[What you need to do]
Every record that follows must be duplicated exactly, with images left out.

:: Listing ::

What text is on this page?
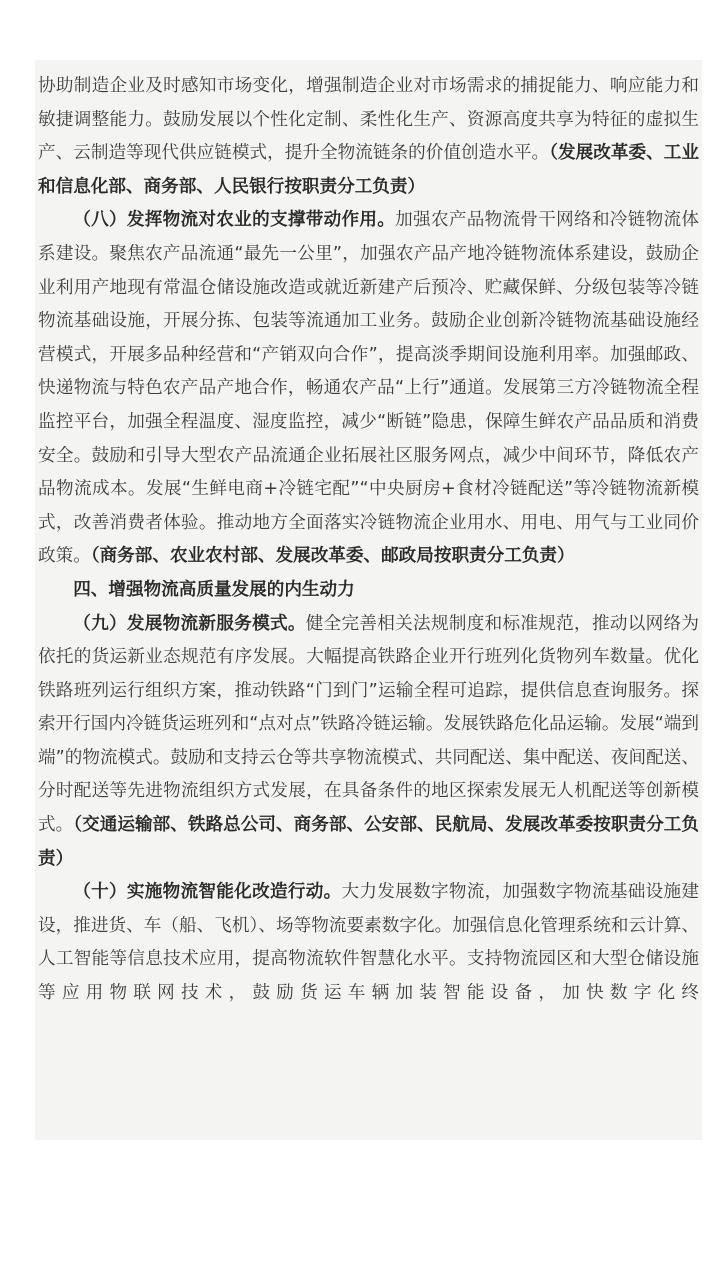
协助制造企业及时感知市场变化，增强制造企业对市场需求的捕捉能力、响应能力和敏捷调整能力。鼓励发展以个性化定制、柔性化生产、资源高度共享为特征的虚拟生产、云制造等现代供应链模式，提升全物流链条的价值创造水平。（发展改革委、工业和信息化部、商务部、人民银行按职责分工负责）

（八）发挥物流对农业的支撑带动作用。加强农产品物流骨干网络和冷链物流体系建设。聚焦农产品流通“最先一公里”，加强农产品产地冷链物流体系建设，鼓励企业利用产地现有常温仓储设施改造或就近新建产后预冷、贮藏保鲜、分级包装等冷链物流基础设施，开展分拣、包装等流通加工业务。鼓励企业创新冷链物流基础设施经营模式，开展多品种经营和“产销双向合作”，提高淡季期间设施利用率。加强邮政、快递物流与特色农产品产地合作，畅通农产品“上行”通道。发展第三方冷链物流全程监控平台，加强全程温度、湿度监控，减少“断链”隐患，保障生鲜农产品品质和消费安全。鼓励和引导大型农产品流通企业拓展社区服务网点，减少中间环节，降低农产品物流成本。发展“生鲜电商+冷链宅配”“中央厨房+食材冷链配送”等冷链物流新模式，改善消费者体验。推动地方全面落实冷链物流企业用水、用电、用气与工业同价政策。（商务部、农业农村部、发展改革委、邮政局按职责分工负责）

四、增强物流高质量发展的内生动力

（九）发展物流新服务模式。健全完善相关法规制度和标准规范，推动以网络为依托的货运新业态规范有序发展。大幅提高铁路企业开行班列化货物列车数量。优化铁路班列运行组织方案，推动铁路“门到门”运输全程可追踪，提供信息查询服务。探索开行国内冷链货运班列和“点对点”铁路冷链运输。发展铁路危化品运输。发展“端到端”的物流模式。鼓励和支持云仓等共享物流模式、共同配送、集中配送、夜间配送、分时配送等先进物流组织方式发展，在具备条件的地区探索发展无人机配送等创新模式。（交通运输部、铁路总公司、商务部、公安部、民航局、发展改革委按职责分工负责）

（十）实施物流智能化改造行动。大力发展数字物流，加强数字物流基础设施建设，推进货、车（船、飞机）、场等物流要素数字化。加强信息化管理系统和云计算、人工智能等信息技术应用，提高物流软件智慧化水平。支持物流园区和大型仓储设施等应用物联网技术，鼓励货运车辆加装智能设备，加快数字化终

:::

[Finished task]
What text is on this page?
协助制造企业及时感知市场变化，增强制造企业对市场需求的捕捉能力、响应能力和敏捷调整能力。鼓励发展以个性化定制、柔性化生产、资源高度共享为特征的虚拟生产、云制造等现代供应链模式，提升全物流链条的价值创造水平。（发展改革委、工业和信息化部、商务部、人民银行按职责分工负责）

（八）发挥物流对农业的支撑带动作用。加强农产品物流骨干网络和冷链物流体系建设。聚焦农产品流通“最先一公里”，加强农产品产地冷链物流体系建设，鼓励企业利用产地现有常温仓储设施改造或就近新建产后预冷、贮藏保鲜、分级包装等冷链物流基础设施，开展分拣、包装等流通加工业务。鼓励企业创新冷链物流基础设施经营模式，开展多品种经营和“产销双向合作”，提高淡季期间设施利用率。加强邮政、快递物流与特色农产品产地合作，畅通农产品“上行”通道。发展第三方冷链物流全程监控平台，加强全程温度、湿度监控，减少“断链”隐患，保障生鲜农产品品质和消费安全。鼓励和引导大型农产品流通企业拓展社区服务网点，减少中间环节，降低农产品物流成本。发展“生鲜电商+冷链宅配”“中央厨房+食材冷链配送”等冷链物流新模式，改善消费者体验。推动地方全面落实冷链物流企业用水、用电、用气与工业同价政策。（商务部、农业农村部、发展改革委、邮政局按职责分工负责）

四、增强物流高质量发展的内生动力

（九）发展物流新服务模式。健全完善相关法规制度和标准规范，推动以网络为依托的货运新业态规范有序发展。大幅提高铁路企业开行班列化货物列车数量。优化铁路班列运行组织方案，推动铁路“门到门”运输全程可追踪，提供信息查询服务。探索开行国内冷链货运班列和“点对点”铁路冷链运输。发展铁路危化品运输。发展“端到端”的物流模式。鼓励和支持云仓等共享物流模式、共同配送、集中配送、夜间配送、分时配送等先进物流组织方式发展，在具备条件的地区探索发展无人机配送等创新模式。（交通运输部、铁路总公司、商务部、公安部、民航局、发展改革委按职责分工负责）

（十）实施物流智能化改造行动。大力发展数字物流，加强数字物流基础设施建设，推进货、车（船、飞机）、场等物流要素数字化。加强信息化管理系统和云计算、人工智能等信息技术应用，提高物流软件智慧化水平。支持物流园区和大型仓储设施等应用物联网技术，鼓励货运车辆加装智能设备，加快数字化终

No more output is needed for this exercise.